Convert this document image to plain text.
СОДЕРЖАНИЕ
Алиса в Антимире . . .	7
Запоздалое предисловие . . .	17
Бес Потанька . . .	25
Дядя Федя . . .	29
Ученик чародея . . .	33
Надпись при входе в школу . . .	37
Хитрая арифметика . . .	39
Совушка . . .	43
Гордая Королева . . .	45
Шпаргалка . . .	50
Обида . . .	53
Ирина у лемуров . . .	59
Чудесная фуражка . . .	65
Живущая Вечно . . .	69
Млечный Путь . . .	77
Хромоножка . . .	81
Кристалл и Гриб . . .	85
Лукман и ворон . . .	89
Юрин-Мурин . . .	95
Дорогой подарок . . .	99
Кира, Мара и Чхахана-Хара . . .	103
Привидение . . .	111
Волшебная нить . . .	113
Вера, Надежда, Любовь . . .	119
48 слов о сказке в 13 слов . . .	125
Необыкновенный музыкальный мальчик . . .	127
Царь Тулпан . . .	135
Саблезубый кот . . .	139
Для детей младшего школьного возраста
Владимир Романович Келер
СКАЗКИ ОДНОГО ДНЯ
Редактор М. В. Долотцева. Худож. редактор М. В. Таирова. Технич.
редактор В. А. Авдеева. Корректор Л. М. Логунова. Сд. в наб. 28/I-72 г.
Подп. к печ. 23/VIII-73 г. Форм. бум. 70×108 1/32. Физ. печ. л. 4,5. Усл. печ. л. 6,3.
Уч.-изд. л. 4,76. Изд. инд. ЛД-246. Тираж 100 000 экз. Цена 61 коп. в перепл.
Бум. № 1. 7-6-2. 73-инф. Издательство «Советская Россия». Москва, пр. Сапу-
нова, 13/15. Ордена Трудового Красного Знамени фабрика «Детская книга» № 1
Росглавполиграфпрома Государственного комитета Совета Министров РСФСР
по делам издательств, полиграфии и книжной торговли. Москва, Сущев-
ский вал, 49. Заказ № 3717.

•••••

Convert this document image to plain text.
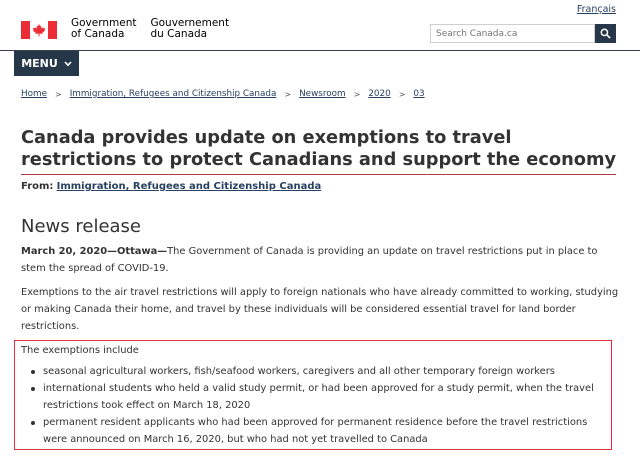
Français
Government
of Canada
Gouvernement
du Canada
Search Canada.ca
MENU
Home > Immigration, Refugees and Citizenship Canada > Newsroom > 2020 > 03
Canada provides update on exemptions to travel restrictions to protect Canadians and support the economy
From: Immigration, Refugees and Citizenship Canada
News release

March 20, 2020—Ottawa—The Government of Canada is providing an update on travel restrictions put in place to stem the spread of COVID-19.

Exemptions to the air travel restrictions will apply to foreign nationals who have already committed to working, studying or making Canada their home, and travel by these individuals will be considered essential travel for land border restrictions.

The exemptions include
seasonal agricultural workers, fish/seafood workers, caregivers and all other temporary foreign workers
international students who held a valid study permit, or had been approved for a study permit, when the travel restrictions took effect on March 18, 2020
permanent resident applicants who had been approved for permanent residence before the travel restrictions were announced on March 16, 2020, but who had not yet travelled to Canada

•••••

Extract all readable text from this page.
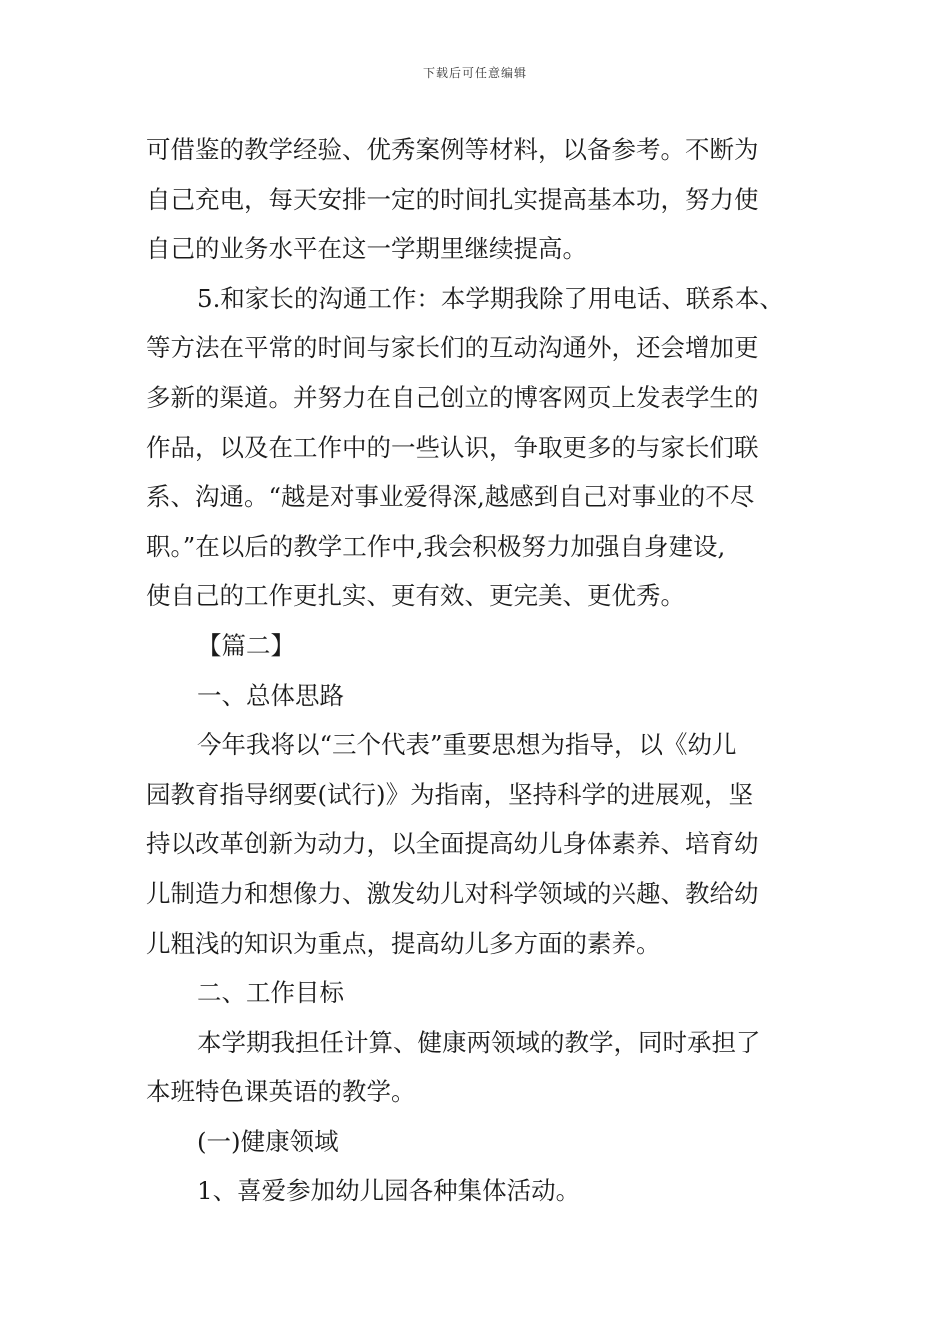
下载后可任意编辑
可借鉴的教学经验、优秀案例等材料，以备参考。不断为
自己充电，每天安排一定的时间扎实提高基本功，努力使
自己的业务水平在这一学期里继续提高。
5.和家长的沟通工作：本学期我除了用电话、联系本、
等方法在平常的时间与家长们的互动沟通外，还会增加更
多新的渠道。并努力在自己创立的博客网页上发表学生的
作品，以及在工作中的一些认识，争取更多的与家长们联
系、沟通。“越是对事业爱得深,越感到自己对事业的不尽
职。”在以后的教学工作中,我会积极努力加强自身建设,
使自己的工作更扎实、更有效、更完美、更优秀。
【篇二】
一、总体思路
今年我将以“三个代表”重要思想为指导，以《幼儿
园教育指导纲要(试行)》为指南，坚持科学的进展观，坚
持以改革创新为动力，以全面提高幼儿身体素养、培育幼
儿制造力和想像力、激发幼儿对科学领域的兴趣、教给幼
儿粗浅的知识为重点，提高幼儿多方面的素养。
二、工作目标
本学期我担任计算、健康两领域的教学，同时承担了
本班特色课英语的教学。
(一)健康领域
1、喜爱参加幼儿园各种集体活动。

•••••

Exercise: In the entries above, find every line with the word "update" and list it.

Task answer:
Canada provides update on exemptions to travel restrictions to protect Canadians and support the economy
March 20, 2020—Ottawa—The Government of Canada is providing an update on travel restrictions put in place to stem the spread of COVID-19.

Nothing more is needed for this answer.